* **Task brief**
Some lines in the data below hold the string "that". Report how many, as a bare number.
Segment Start: Dataset extract
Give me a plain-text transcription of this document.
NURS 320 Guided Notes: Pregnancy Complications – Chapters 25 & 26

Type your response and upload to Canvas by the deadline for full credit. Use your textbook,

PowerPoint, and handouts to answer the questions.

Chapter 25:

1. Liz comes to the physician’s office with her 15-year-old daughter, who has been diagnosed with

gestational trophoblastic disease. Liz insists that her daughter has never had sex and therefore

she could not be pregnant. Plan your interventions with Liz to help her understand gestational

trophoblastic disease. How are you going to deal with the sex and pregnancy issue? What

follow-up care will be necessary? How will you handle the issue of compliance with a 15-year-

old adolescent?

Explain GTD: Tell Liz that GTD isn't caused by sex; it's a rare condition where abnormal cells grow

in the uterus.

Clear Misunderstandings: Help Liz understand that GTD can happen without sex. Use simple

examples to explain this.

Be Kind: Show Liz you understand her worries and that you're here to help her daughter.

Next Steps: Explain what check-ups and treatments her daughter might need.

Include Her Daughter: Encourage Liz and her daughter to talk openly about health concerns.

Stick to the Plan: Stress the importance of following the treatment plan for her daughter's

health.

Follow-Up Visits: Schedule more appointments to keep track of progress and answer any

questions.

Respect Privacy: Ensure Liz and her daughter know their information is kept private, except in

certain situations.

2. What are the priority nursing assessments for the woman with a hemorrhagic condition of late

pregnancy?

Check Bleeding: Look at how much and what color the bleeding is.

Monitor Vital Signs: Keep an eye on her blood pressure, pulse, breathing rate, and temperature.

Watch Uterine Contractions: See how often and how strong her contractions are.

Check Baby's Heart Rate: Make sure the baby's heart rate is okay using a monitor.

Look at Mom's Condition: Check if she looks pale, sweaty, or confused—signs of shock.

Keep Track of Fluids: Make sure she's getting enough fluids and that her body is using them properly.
Segment End: Dataset extract
* **Task answer**
5